What to do -> From the listing below, pick out each line with the word "only".
%%
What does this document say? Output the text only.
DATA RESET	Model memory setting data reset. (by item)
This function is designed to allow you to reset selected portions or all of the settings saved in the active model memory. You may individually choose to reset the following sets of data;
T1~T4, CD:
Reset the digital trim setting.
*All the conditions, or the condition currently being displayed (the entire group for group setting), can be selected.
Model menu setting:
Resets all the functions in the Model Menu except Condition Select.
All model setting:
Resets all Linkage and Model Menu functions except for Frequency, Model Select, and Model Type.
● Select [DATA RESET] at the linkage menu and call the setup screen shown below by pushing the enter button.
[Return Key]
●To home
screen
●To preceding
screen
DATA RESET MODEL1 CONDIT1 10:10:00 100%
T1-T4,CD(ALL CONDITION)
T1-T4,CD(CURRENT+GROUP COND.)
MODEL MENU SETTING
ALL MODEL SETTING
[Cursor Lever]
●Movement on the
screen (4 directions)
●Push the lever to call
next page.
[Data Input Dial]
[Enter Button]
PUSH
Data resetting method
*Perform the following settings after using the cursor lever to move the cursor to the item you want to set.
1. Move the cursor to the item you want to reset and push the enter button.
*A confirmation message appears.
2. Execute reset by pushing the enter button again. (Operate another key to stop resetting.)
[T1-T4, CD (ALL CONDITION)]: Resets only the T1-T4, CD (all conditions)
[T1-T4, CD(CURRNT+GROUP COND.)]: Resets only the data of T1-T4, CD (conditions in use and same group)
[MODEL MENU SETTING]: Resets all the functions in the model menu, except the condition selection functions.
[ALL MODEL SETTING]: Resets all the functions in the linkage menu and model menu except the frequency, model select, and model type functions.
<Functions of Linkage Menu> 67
%%
Full response ->
What does this document say? Output the text only.
[T1-T4, CD (ALL CONDITION)]: Resets only the T1-T4, CD (all conditions)
[T1-T4, CD(CURRNT+GROUP COND.)]: Resets only the data of T1-T4, CD (conditions in use and same group)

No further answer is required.